» Prompt: The records that follow are to be repeated exactly, with the pictures removed.

○ ○ ○ ○

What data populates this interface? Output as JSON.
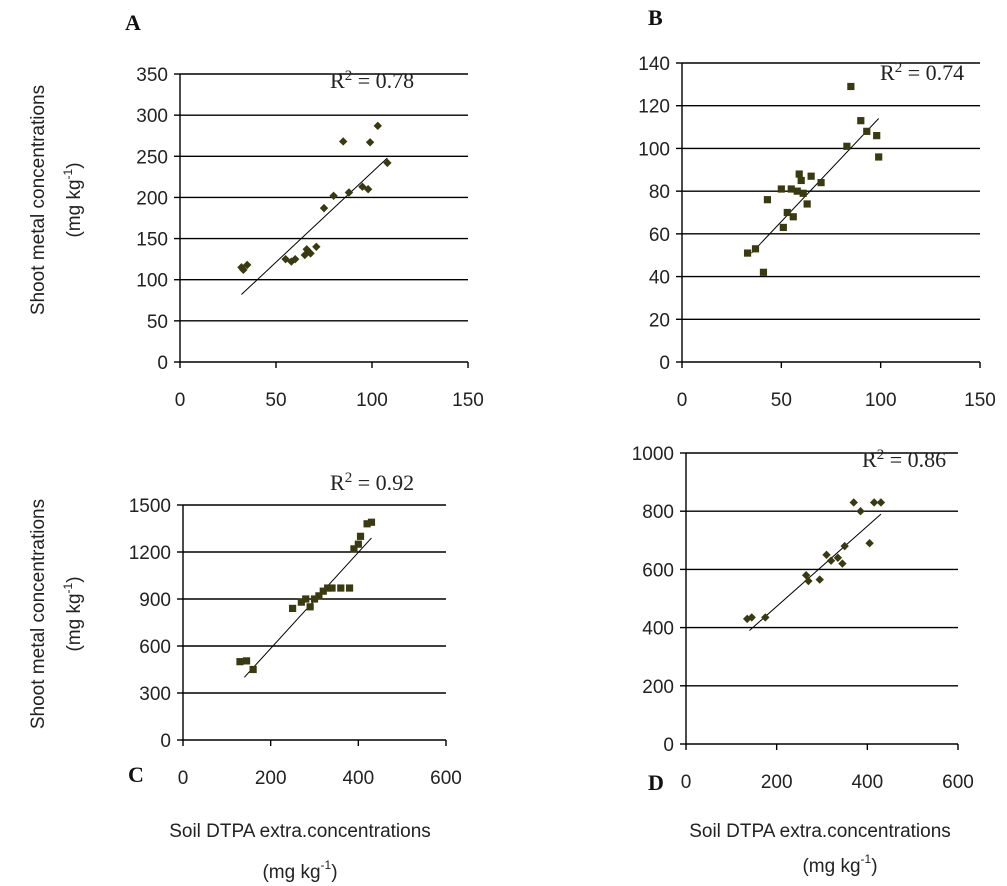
{
  "figure": {
    "ylabel_line1": "Shoot metal concentrations",
    "ylabel_line2_prefix": "(mg kg",
    "ylabel_sup": "-1",
    "ylabel_suffix": ")",
    "xlabel_line1": "Soil DTPA extra.concentrations",
    "xlabel_line2_prefix": "(mg kg",
    "xlabel_sup": "-1",
    "xlabel_suffix": ")",
    "marker_color": "#3a3a10"
  },
  "chart_data": [
    {
      "type": "scatter",
      "panel": "A",
      "r2_prefix": "R",
      "r2_sup": "2",
      "r2_value": " = 0.78",
      "xlim": [
        0,
        150
      ],
      "ylim": [
        0,
        350
      ],
      "xticks": [
        0,
        50,
        100,
        150
      ],
      "yticks": [
        0,
        50,
        100,
        150,
        200,
        250,
        300,
        350
      ],
      "grid": "horizontal",
      "marker": "diamond",
      "trendline": {
        "x": [
          32,
          108
        ],
        "y": [
          82,
          248
        ]
      },
      "points": [
        [
          32,
          115
        ],
        [
          33,
          112
        ],
        [
          35,
          118
        ],
        [
          55,
          125
        ],
        [
          58,
          122
        ],
        [
          60,
          125
        ],
        [
          65,
          130
        ],
        [
          66,
          137
        ],
        [
          68,
          132
        ],
        [
          71,
          140
        ],
        [
          75,
          187
        ],
        [
          80,
          202
        ],
        [
          85,
          268
        ],
        [
          88,
          206
        ],
        [
          95,
          213
        ],
        [
          98,
          210
        ],
        [
          99,
          267
        ],
        [
          103,
          287
        ],
        [
          108,
          242
        ]
      ]
    },
    {
      "type": "scatter",
      "panel": "B",
      "r2_prefix": "R",
      "r2_sup": "2",
      "r2_value": " = 0.74",
      "xlim": [
        0,
        150
      ],
      "ylim": [
        0,
        140
      ],
      "xticks": [
        0,
        50,
        100,
        150
      ],
      "yticks": [
        0,
        20,
        40,
        60,
        80,
        100,
        120,
        140
      ],
      "grid": "horizontal",
      "marker": "square",
      "trendline": {
        "x": [
          35,
          99
        ],
        "y": [
          51,
          114
        ]
      },
      "points": [
        [
          33,
          51
        ],
        [
          37,
          53
        ],
        [
          41,
          42
        ],
        [
          43,
          76
        ],
        [
          50,
          81
        ],
        [
          51,
          63
        ],
        [
          53,
          70
        ],
        [
          55,
          81
        ],
        [
          56,
          68
        ],
        [
          58,
          80
        ],
        [
          59,
          88
        ],
        [
          60,
          85
        ],
        [
          61,
          79
        ],
        [
          63,
          74
        ],
        [
          65,
          87
        ],
        [
          70,
          84
        ],
        [
          83,
          101
        ],
        [
          85,
          129
        ],
        [
          90,
          113
        ],
        [
          93,
          108
        ],
        [
          98,
          106
        ],
        [
          99,
          96
        ]
      ]
    },
    {
      "type": "scatter",
      "panel": "C",
      "r2_prefix": "R",
      "r2_sup": "2",
      "r2_value": " = 0.92",
      "xlim": [
        0,
        600
      ],
      "ylim": [
        0,
        1500
      ],
      "xticks": [
        0,
        200,
        400,
        600
      ],
      "yticks": [
        0,
        300,
        600,
        900,
        1200,
        1500
      ],
      "grid": "horizontal",
      "marker": "square",
      "trendline": {
        "x": [
          140,
          430
        ],
        "y": [
          400,
          1290
        ]
      },
      "points": [
        [
          130,
          500
        ],
        [
          145,
          505
        ],
        [
          160,
          450
        ],
        [
          250,
          840
        ],
        [
          270,
          880
        ],
        [
          280,
          900
        ],
        [
          290,
          850
        ],
        [
          300,
          900
        ],
        [
          310,
          920
        ],
        [
          320,
          950
        ],
        [
          330,
          970
        ],
        [
          340,
          970
        ],
        [
          360,
          970
        ],
        [
          380,
          970
        ],
        [
          390,
          1220
        ],
        [
          400,
          1250
        ],
        [
          405,
          1300
        ],
        [
          420,
          1380
        ],
        [
          430,
          1390
        ]
      ]
    },
    {
      "type": "scatter",
      "panel": "D",
      "r2_prefix": "R",
      "r2_sup": "2",
      "r2_value": " = 0.86",
      "xlim": [
        0,
        600
      ],
      "ylim": [
        0,
        1000
      ],
      "xticks": [
        0,
        200,
        400,
        600
      ],
      "yticks": [
        0,
        200,
        400,
        600,
        800,
        1000
      ],
      "grid": "horizontal",
      "marker": "diamond",
      "trendline": {
        "x": [
          140,
          430
        ],
        "y": [
          390,
          790
        ]
      },
      "points": [
        [
          135,
          430
        ],
        [
          145,
          435
        ],
        [
          175,
          435
        ],
        [
          265,
          580
        ],
        [
          270,
          560
        ],
        [
          295,
          565
        ],
        [
          310,
          650
        ],
        [
          320,
          630
        ],
        [
          335,
          640
        ],
        [
          345,
          620
        ],
        [
          350,
          680
        ],
        [
          370,
          830
        ],
        [
          385,
          800
        ],
        [
          405,
          690
        ],
        [
          415,
          830
        ],
        [
          430,
          830
        ]
      ]
    }
  ]
}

○ ○ ○ ○

» Solution:
What data populates this interface? Output as JSON.
{
  "figure": {
    "ylabel_line1": "Shoot metal concentrations",
    "ylabel_line2_prefix": "(mg kg",
    "ylabel_sup": "-1",
    "ylabel_suffix": ")",
    "xlabel_line1": "Soil DTPA extra.concentrations",
    "xlabel_line2_prefix": "(mg kg",
    "xlabel_sup": "-1",
    "xlabel_suffix": ")",
    "marker_color": "#3a3a10"
  },
  "chart_data": [
    {
      "type": "scatter",
      "panel": "A",
      "r2_prefix": "R",
      "r2_sup": "2",
      "r2_value": " = 0.78",
      "xlim": [
        0,
        150
      ],
      "ylim": [
        0,
        350
      ],
      "xticks": [
        0,
        50,
        100,
        150
      ],
      "yticks": [
        0,
        50,
        100,
        150,
        200,
        250,
        300,
        350
      ],
      "grid": "horizontal",
      "marker": "diamond",
      "trendline": {
        "x": [
          32,
          108
        ],
        "y": [
          82,
          248
        ]
      },
      "points": [
        [
          32,
          115
        ],
        [
          33,
          112
        ],
        [
          35,
          118
        ],
        [
          55,
          125
        ],
        [
          58,
          122
        ],
        [
          60,
          125
        ],
        [
          65,
          130
        ],
        [
          66,
          137
        ],
        [
          68,
          132
        ],
        [
          71,
          140
        ],
        [
          75,
          187
        ],
        [
          80,
          202
        ],
        [
          85,
          268
        ],
        [
          88,
          206
        ],
        [
          95,
          213
        ],
        [
          98,
          210
        ],
        [
          99,
          267
        ],
        [
          103,
          287
        ],
        [
          108,
          242
        ]
      ]
    },
    {
      "type": "scatter",
      "panel": "B",
      "r2_prefix": "R",
      "r2_sup": "2",
      "r2_value": " = 0.74",
      "xlim": [
        0,
        150
      ],
      "ylim": [
        0,
        140
      ],
      "xticks": [
        0,
        50,
        100,
        150
      ],
      "yticks": [
        0,
        20,
        40,
        60,
        80,
        100,
        120,
        140
      ],
      "grid": "horizontal",
      "marker": "square",
      "trendline": {
        "x": [
          35,
          99
        ],
        "y": [
          51,
          114
        ]
      },
      "points": [
        [
          33,
          51
        ],
        [
          37,
          53
        ],
        [
          41,
          42
        ],
        [
          43,
          76
        ],
        [
          50,
          81
        ],
        [
          51,
          63
        ],
        [
          53,
          70
        ],
        [
          55,
          81
        ],
        [
          56,
          68
        ],
        [
          58,
          80
        ],
        [
          59,
          88
        ],
        [
          60,
          85
        ],
        [
          61,
          79
        ],
        [
          63,
          74
        ],
        [
          65,
          87
        ],
        [
          70,
          84
        ],
        [
          83,
          101
        ],
        [
          85,
          129
        ],
        [
          90,
          113
        ],
        [
          93,
          108
        ],
        [
          98,
          106
        ],
        [
          99,
          96
        ]
      ]
    },
    {
      "type": "scatter",
      "panel": "C",
      "r2_prefix": "R",
      "r2_sup": "2",
      "r2_value": " = 0.92",
      "xlim": [
        0,
        600
      ],
      "ylim": [
        0,
        1500
      ],
      "xticks": [
        0,
        200,
        400,
        600
      ],
      "yticks": [
        0,
        300,
        600,
        900,
        1200,
        1500
      ],
      "grid": "horizontal",
      "marker": "square",
      "trendline": {
        "x": [
          140,
          430
        ],
        "y": [
          400,
          1290
        ]
      },
      "points": [
        [
          130,
          500
        ],
        [
          145,
          505
        ],
        [
          160,
          450
        ],
        [
          250,
          840
        ],
        [
          270,
          880
        ],
        [
          280,
          900
        ],
        [
          290,
          850
        ],
        [
          300,
          900
        ],
        [
          310,
          920
        ],
        [
          320,
          950
        ],
        [
          330,
          970
        ],
        [
          340,
          970
        ],
        [
          360,
          970
        ],
        [
          380,
          970
        ],
        [
          390,
          1220
        ],
        [
          400,
          1250
        ],
        [
          405,
          1300
        ],
        [
          420,
          1380
        ],
        [
          430,
          1390
        ]
      ]
    },
    {
      "type": "scatter",
      "panel": "D",
      "r2_prefix": "R",
      "r2_sup": "2",
      "r2_value": " = 0.86",
      "xlim": [
        0,
        600
      ],
      "ylim": [
        0,
        1000
      ],
      "xticks": [
        0,
        200,
        400,
        600
      ],
      "yticks": [
        0,
        200,
        400,
        600,
        800,
        1000
      ],
      "grid": "horizontal",
      "marker": "diamond",
      "trendline": {
        "x": [
          140,
          430
        ],
        "y": [
          390,
          790
        ]
      },
      "points": [
        [
          135,
          430
        ],
        [
          145,
          435
        ],
        [
          175,
          435
        ],
        [
          265,
          580
        ],
        [
          270,
          560
        ],
        [
          295,
          565
        ],
        [
          310,
          650
        ],
        [
          320,
          630
        ],
        [
          335,
          640
        ],
        [
          345,
          620
        ],
        [
          350,
          680
        ],
        [
          370,
          830
        ],
        [
          385,
          800
        ],
        [
          405,
          690
        ],
        [
          415,
          830
        ],
        [
          430,
          830
        ]
      ]
    }
  ]
}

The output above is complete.